(begin)

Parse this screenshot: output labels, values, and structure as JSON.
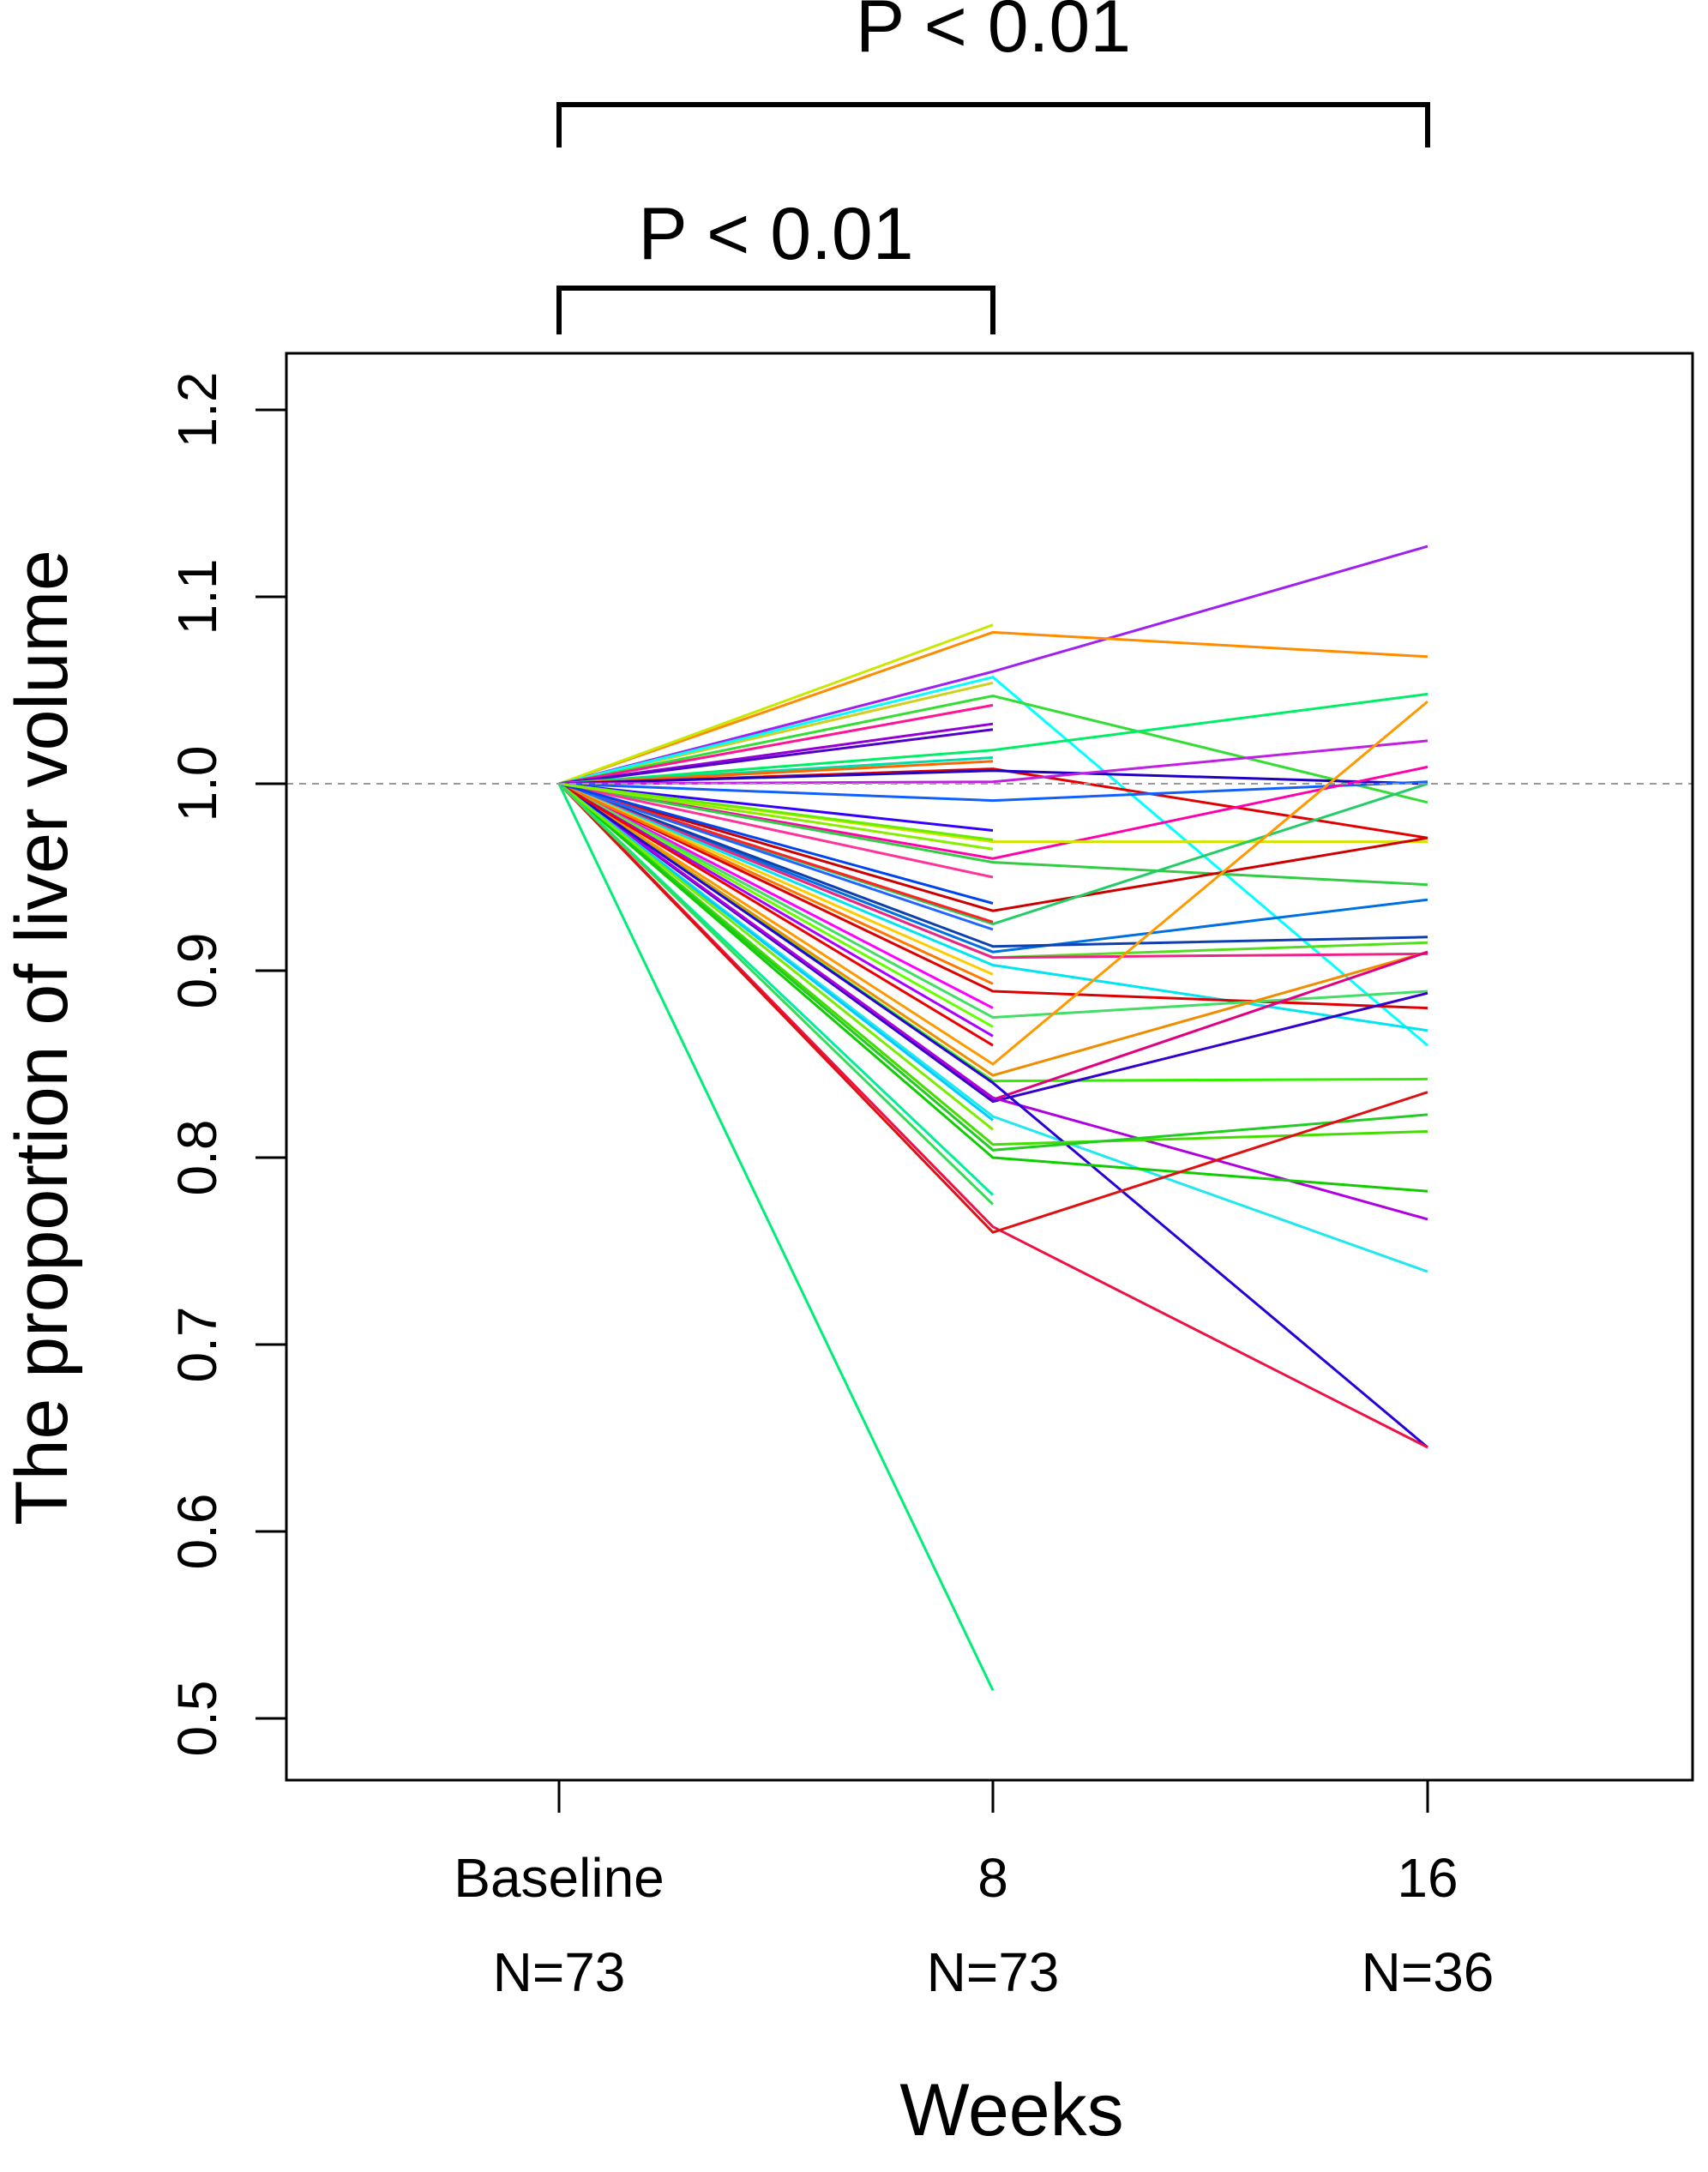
{
  "chart_data": {
    "type": "line",
    "title": "",
    "xlabel": "Weeks",
    "ylabel": "The proportion of liver volume",
    "categories": [
      "Baseline",
      "8",
      "16"
    ],
    "category_counts": [
      "N=73",
      "N=73",
      "N=36"
    ],
    "ylim": [
      0.47,
      1.23
    ],
    "yticks": [
      "0.5",
      "0.6",
      "0.7",
      "0.8",
      "0.9",
      "1.0",
      "1.1",
      "1.2"
    ],
    "reference_line": 1.0,
    "grid": false,
    "legend": "none",
    "comparisons": [
      {
        "from": "Baseline",
        "to": "16",
        "label": "P < 0.01"
      },
      {
        "from": "Baseline",
        "to": "8",
        "label": "P < 0.01"
      }
    ],
    "series": [
      {
        "color": "#a020f0",
        "values": [
          1.0,
          1.06,
          1.127
        ]
      },
      {
        "color": "#ff8c00",
        "values": [
          1.0,
          1.081,
          1.068
        ]
      },
      {
        "color": "#c8e800",
        "values": [
          1.0,
          1.085,
          null
        ]
      },
      {
        "color": "#d0d020",
        "values": [
          1.0,
          1.054,
          null
        ]
      },
      {
        "color": "#00ffff",
        "values": [
          1.0,
          1.057,
          0.86
        ]
      },
      {
        "color": "#33dd33",
        "values": [
          1.0,
          1.047,
          0.99
        ]
      },
      {
        "color": "#ff1493",
        "values": [
          1.0,
          1.042,
          null
        ]
      },
      {
        "color": "#9400d3",
        "values": [
          1.0,
          1.032,
          null
        ]
      },
      {
        "color": "#5000c8",
        "values": [
          1.0,
          1.029,
          null
        ]
      },
      {
        "color": "#00ee66",
        "values": [
          1.0,
          1.018,
          1.048
        ]
      },
      {
        "color": "#00ddaa",
        "values": [
          1.0,
          1.014,
          null
        ]
      },
      {
        "color": "#ff6600",
        "values": [
          1.0,
          1.012,
          null
        ]
      },
      {
        "color": "#e00000",
        "values": [
          1.0,
          1.008,
          0.971
        ]
      },
      {
        "color": "#2000c0",
        "values": [
          1.0,
          1.007,
          1.0
        ]
      },
      {
        "color": "#c020e0",
        "values": [
          1.0,
          1.001,
          1.023
        ]
      },
      {
        "color": "#1060ff",
        "values": [
          1.0,
          0.991,
          1.001
        ]
      },
      {
        "color": "#ff00aa",
        "values": [
          1.0,
          0.96,
          1.009
        ]
      },
      {
        "color": "#d4e400",
        "values": [
          1.0,
          0.969,
          0.969
        ]
      },
      {
        "color": "#33cc44",
        "values": [
          1.0,
          0.958,
          0.946
        ]
      },
      {
        "color": "#3300ff",
        "values": [
          1.0,
          0.975,
          null
        ]
      },
      {
        "color": "#66ee00",
        "values": [
          1.0,
          0.97,
          null
        ]
      },
      {
        "color": "#cc0000",
        "values": [
          1.0,
          0.932,
          0.971
        ]
      },
      {
        "color": "#22cc66",
        "values": [
          1.0,
          0.925,
          1.0
        ]
      },
      {
        "color": "#0070e0",
        "values": [
          1.0,
          0.91,
          0.938
        ]
      },
      {
        "color": "#1040b0",
        "values": [
          1.0,
          0.913,
          0.918
        ]
      },
      {
        "color": "#55dd22",
        "values": [
          1.0,
          0.907,
          0.915
        ]
      },
      {
        "color": "#ee2288",
        "values": [
          1.0,
          0.907,
          0.909
        ]
      },
      {
        "color": "#00e5ee",
        "values": [
          1.0,
          0.903,
          0.868
        ]
      },
      {
        "color": "#dd0000",
        "values": [
          1.0,
          0.889,
          0.88
        ]
      },
      {
        "color": "#ff00ff",
        "values": [
          1.0,
          0.88,
          null
        ]
      },
      {
        "color": "#44dd66",
        "values": [
          1.0,
          0.875,
          0.889
        ]
      },
      {
        "color": "#ff9900",
        "values": [
          1.0,
          0.85,
          1.044
        ]
      },
      {
        "color": "#f08c00",
        "values": [
          1.0,
          0.844,
          0.91
        ]
      },
      {
        "color": "#33ee00",
        "values": [
          1.0,
          0.841,
          0.842
        ]
      },
      {
        "color": "#e00080",
        "values": [
          1.0,
          0.831,
          0.91
        ]
      },
      {
        "color": "#3300cc",
        "values": [
          1.0,
          0.83,
          0.888
        ]
      },
      {
        "color": "#b000e0",
        "values": [
          1.0,
          0.832,
          0.767
        ]
      },
      {
        "color": "#20e8ee",
        "values": [
          1.0,
          0.822,
          0.739
        ]
      },
      {
        "color": "#2800d8",
        "values": [
          1.0,
          0.84,
          0.645
        ]
      },
      {
        "color": "#44dd00",
        "values": [
          1.0,
          0.807,
          0.814
        ]
      },
      {
        "color": "#22cc22",
        "values": [
          1.0,
          0.804,
          0.823
        ]
      },
      {
        "color": "#11cc00",
        "values": [
          1.0,
          0.8,
          0.782
        ]
      },
      {
        "color": "#ee1144",
        "values": [
          1.0,
          0.763,
          0.645
        ]
      },
      {
        "color": "#dd1111",
        "values": [
          1.0,
          0.76,
          0.835
        ]
      },
      {
        "color": "#00ee77",
        "values": [
          1.0,
          0.515,
          null
        ]
      },
      {
        "color": "#ff2222",
        "values": [
          1.0,
          0.926,
          null
        ]
      },
      {
        "color": "#2266ff",
        "values": [
          1.0,
          0.922,
          null
        ]
      },
      {
        "color": "#ffcc00",
        "values": [
          1.0,
          0.898,
          null
        ]
      },
      {
        "color": "#ff7700",
        "values": [
          1.0,
          0.893,
          null
        ]
      },
      {
        "color": "#66ff00",
        "values": [
          1.0,
          0.87,
          null
        ]
      },
      {
        "color": "#aa00ff",
        "values": [
          1.0,
          0.865,
          null
        ]
      },
      {
        "color": "#ee0000",
        "values": [
          1.0,
          0.86,
          null
        ]
      },
      {
        "color": "#00ccff",
        "values": [
          1.0,
          0.82,
          null
        ]
      },
      {
        "color": "#77ee00",
        "values": [
          1.0,
          0.815,
          null
        ]
      },
      {
        "color": "#00ee99",
        "values": [
          1.0,
          0.78,
          null
        ]
      },
      {
        "color": "#33dd55",
        "values": [
          1.0,
          0.775,
          null
        ]
      },
      {
        "color": "#ff3399",
        "values": [
          1.0,
          0.95,
          null
        ]
      },
      {
        "color": "#0044ee",
        "values": [
          1.0,
          0.936,
          null
        ]
      },
      {
        "color": "#88ee00",
        "values": [
          1.0,
          0.965,
          null
        ]
      }
    ]
  }
}
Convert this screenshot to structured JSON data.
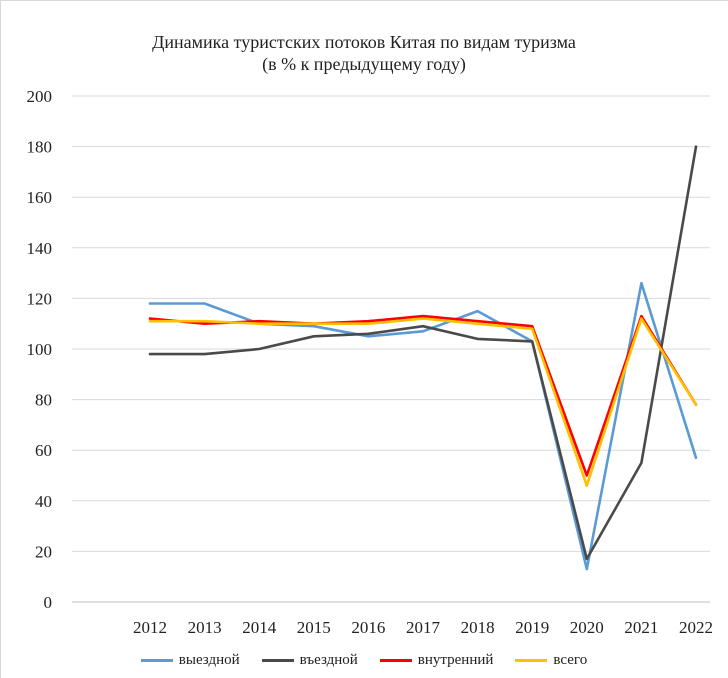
{
  "chart_data": {
    "type": "line",
    "title": "Динамика туристских  потоков Китая по видам туризма",
    "subtitle": "(в % к предыдущему  году)",
    "xlabel": "",
    "ylabel": "",
    "categories": [
      "2012",
      "2013",
      "2014",
      "2015",
      "2016",
      "2017",
      "2018",
      "2019",
      "2020",
      "2021",
      "2022"
    ],
    "ylim": [
      0,
      200
    ],
    "yticks": [
      0,
      20,
      40,
      60,
      80,
      100,
      120,
      140,
      160,
      180,
      200
    ],
    "grid": true,
    "legend_position": "bottom",
    "series": [
      {
        "name": "выездной",
        "color": "#5b9bd5",
        "values": [
          118,
          118,
          110,
          109,
          105,
          107,
          115,
          103,
          13,
          126,
          57
        ]
      },
      {
        "name": "въездной",
        "color": "#4a4a4a",
        "values": [
          98,
          98,
          100,
          105,
          106,
          109,
          104,
          103,
          17,
          55,
          180
        ]
      },
      {
        "name": "внутренний",
        "color": "#ff0000",
        "values": [
          112,
          110,
          111,
          110,
          111,
          113,
          111,
          109,
          50,
          113,
          78
        ]
      },
      {
        "name": "всего",
        "color": "#ffc000",
        "values": [
          111,
          111,
          110,
          110,
          110,
          112,
          110,
          108,
          46,
          112,
          78
        ]
      }
    ]
  }
}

(end)

Problem to work on:
Isolate the lines above that contain the word "screenshot" and copy them.

Exercise output:
Parse this screenshot: output labels, values, and structure as JSON.
Convert this screenshot to structured JSON data.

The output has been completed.